┌──

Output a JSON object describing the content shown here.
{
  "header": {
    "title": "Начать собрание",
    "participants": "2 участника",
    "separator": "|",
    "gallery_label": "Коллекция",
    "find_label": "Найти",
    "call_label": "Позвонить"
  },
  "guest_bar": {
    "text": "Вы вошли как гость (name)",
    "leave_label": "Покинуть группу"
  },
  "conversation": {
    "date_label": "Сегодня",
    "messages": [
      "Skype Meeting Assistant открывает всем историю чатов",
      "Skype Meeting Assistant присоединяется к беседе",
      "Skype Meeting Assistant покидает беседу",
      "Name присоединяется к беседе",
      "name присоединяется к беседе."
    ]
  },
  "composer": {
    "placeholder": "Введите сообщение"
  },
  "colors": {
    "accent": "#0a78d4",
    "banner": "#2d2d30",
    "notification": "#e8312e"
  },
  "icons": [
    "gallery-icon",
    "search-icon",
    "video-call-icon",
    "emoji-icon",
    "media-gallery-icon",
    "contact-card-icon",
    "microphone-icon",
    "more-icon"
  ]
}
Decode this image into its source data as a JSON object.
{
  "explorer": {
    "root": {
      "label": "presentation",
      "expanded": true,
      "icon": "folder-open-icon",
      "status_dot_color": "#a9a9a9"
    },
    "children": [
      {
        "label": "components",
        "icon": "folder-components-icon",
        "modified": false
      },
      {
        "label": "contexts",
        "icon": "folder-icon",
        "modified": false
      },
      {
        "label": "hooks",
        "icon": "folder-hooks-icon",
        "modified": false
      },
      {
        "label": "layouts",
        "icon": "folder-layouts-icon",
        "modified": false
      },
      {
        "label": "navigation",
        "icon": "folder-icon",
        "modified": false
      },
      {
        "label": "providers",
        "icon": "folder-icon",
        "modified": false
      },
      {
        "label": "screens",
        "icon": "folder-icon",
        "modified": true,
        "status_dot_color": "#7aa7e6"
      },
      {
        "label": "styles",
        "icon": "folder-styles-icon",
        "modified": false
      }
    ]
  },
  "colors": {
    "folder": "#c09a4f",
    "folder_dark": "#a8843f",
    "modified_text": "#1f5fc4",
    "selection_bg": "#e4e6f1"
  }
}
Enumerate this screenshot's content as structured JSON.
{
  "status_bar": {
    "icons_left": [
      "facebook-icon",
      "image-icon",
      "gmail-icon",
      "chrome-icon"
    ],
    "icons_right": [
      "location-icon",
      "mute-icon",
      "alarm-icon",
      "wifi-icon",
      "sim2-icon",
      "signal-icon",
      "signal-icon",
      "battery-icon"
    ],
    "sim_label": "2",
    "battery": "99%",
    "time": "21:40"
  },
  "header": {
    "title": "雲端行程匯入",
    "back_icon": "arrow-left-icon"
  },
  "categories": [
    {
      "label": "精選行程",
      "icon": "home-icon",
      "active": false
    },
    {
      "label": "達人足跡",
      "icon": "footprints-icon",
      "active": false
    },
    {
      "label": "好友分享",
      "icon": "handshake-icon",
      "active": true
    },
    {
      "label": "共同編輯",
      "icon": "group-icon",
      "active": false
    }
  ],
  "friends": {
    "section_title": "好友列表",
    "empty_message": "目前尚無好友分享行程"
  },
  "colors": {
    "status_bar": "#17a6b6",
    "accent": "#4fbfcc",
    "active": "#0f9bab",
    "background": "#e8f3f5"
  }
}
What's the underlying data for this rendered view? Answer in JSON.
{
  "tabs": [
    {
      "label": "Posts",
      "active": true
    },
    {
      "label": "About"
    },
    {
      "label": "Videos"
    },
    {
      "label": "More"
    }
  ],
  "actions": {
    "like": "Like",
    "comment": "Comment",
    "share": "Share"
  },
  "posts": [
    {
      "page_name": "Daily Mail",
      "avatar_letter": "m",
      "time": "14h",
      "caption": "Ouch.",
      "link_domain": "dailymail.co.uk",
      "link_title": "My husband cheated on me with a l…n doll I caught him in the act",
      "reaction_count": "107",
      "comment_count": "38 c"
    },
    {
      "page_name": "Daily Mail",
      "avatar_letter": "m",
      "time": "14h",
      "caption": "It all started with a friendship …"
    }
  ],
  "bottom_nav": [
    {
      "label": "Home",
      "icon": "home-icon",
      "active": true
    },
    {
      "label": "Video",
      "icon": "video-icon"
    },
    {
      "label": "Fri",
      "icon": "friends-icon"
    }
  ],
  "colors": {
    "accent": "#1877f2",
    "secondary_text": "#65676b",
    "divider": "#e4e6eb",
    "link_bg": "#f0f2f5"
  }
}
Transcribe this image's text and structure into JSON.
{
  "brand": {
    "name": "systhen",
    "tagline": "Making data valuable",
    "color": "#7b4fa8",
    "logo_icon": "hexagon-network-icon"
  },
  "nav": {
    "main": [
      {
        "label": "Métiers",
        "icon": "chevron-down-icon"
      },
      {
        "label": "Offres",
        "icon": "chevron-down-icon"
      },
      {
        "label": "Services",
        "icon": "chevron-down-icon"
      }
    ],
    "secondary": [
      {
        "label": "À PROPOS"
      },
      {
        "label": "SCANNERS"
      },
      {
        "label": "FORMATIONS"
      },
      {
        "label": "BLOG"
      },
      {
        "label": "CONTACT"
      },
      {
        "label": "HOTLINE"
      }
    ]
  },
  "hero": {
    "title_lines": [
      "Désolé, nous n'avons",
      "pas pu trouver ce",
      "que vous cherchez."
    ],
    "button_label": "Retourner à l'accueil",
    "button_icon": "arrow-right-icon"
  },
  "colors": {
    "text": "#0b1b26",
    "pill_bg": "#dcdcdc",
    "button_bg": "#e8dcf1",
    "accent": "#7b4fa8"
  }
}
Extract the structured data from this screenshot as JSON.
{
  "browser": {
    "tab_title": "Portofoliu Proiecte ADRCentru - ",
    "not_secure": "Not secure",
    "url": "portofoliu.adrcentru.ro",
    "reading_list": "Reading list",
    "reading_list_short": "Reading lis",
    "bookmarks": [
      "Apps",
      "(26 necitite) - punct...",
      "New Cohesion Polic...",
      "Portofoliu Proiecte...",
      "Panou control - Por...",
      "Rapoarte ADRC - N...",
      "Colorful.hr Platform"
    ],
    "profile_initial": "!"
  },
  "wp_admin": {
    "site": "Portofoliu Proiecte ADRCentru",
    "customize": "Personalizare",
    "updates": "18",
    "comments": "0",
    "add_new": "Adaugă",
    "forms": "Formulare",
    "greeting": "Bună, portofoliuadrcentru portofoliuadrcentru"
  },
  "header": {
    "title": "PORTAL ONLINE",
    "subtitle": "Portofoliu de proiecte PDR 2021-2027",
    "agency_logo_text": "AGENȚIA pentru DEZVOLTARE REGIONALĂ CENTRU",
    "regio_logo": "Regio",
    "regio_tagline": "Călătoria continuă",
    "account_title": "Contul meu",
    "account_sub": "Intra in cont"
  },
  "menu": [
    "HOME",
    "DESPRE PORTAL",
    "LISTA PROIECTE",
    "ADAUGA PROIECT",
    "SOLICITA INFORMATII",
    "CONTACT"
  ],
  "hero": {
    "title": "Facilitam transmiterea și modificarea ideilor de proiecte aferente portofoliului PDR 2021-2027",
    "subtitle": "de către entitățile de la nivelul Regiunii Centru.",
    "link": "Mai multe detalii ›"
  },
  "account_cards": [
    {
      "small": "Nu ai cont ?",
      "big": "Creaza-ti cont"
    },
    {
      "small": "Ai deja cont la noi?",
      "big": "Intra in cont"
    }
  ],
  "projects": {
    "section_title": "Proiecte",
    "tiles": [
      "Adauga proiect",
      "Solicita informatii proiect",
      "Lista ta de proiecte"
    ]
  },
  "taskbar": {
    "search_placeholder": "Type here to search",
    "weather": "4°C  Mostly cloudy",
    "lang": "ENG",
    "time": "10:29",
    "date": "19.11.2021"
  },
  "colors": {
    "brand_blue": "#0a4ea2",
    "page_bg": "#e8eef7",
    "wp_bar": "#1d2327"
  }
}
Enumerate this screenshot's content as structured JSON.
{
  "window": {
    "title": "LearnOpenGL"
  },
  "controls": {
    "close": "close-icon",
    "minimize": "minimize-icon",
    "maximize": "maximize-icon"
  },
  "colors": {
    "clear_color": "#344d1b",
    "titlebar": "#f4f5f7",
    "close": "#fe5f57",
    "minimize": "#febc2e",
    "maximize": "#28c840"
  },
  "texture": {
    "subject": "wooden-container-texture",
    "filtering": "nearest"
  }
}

└──

Objective | In the lines above, locate the string "присоединяется". Copy every line where it occurs.

Task answer |
      "Skype Meeting Assistant присоединяется к беседе",
      "Name присоединяется к беседе",
      "name присоединяется к беседе."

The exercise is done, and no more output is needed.